Document passage ->
———
Ruby.NET development has been moving ahead and Ruby.NET 0.9 is now released. Highlights of the release:
It includes substantial improvements to the previous version, including improved Ruby/.NET interoperability, .NET subtyping, creation of .NET delegates using Ruby blocks and support for visual design of Windows Forms applications within Visual Studio. We've also fixed lots of bugs and are close to getting Ruby on Rails to run successfully.

Most of Ruby's built in classes and modules have now been implemented completely. The notable exceptions are the Thread class and the Continuation class. Most Ruby language features are also now completely implemented (with tracing being a notable exception).
Next to the more complete Ruby standard library, most of the new features improve interoperability of Ruby and .NET. Creating .NET delegates from Ruby blocks should make it easier to write event handling code with Ruby. This can be seen with another feature in Ruby.NET's Visual Studio integration, Ruby support for the Forms Designer. This means it's possible to build GUIs and use them from Ruby.NET code.

Supporting Visual Studio's GUI builder seems to be a popular feature in the .NET based Ruby tool space - SapphireSteel's Ruby in Steel IDE also recently showed a preview of a Visual Form Designer for IronRuby. It's also possible to use Windows Form GUIs from a regular Ruby interpreter (MRI) using SapphireSteel's .NET Ruby connector.
———
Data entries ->
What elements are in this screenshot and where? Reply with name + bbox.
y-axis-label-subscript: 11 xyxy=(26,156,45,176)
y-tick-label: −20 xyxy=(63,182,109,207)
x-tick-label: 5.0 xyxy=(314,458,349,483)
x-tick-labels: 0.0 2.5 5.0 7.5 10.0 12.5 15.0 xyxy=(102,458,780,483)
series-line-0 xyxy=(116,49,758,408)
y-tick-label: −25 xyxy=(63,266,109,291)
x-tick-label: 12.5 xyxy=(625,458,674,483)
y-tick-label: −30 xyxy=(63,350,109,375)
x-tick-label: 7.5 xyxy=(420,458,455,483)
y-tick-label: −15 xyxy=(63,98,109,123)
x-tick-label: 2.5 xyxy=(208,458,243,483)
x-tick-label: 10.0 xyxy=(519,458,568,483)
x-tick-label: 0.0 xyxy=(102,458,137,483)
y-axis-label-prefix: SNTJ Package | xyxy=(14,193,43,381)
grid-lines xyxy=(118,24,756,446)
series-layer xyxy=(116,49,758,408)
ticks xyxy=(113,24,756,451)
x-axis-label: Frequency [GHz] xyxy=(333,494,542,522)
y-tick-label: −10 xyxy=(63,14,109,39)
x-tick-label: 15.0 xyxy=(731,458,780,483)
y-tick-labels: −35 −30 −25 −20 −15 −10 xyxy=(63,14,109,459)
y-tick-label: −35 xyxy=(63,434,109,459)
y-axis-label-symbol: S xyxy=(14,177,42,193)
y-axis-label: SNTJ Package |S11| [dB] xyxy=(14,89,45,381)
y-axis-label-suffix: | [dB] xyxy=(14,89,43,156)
———
Problem details -> Can you quote the Ruby.NET 0.9 release passage, copying everything from "Next to the" down to "from Ruby.NET code."?

Output of the task ->
Next to the more complete Ruby standard library, most of the new features improve interoperability of Ruby and .NET. Creating .NET delegates from Ruby blocks should make it easier to write event handling code with Ruby. This can be seen with another feature in Ruby.NET's Visual Studio integration, Ruby support for the Forms Designer. This means it's possible to build GUIs and use them from Ruby.NET code.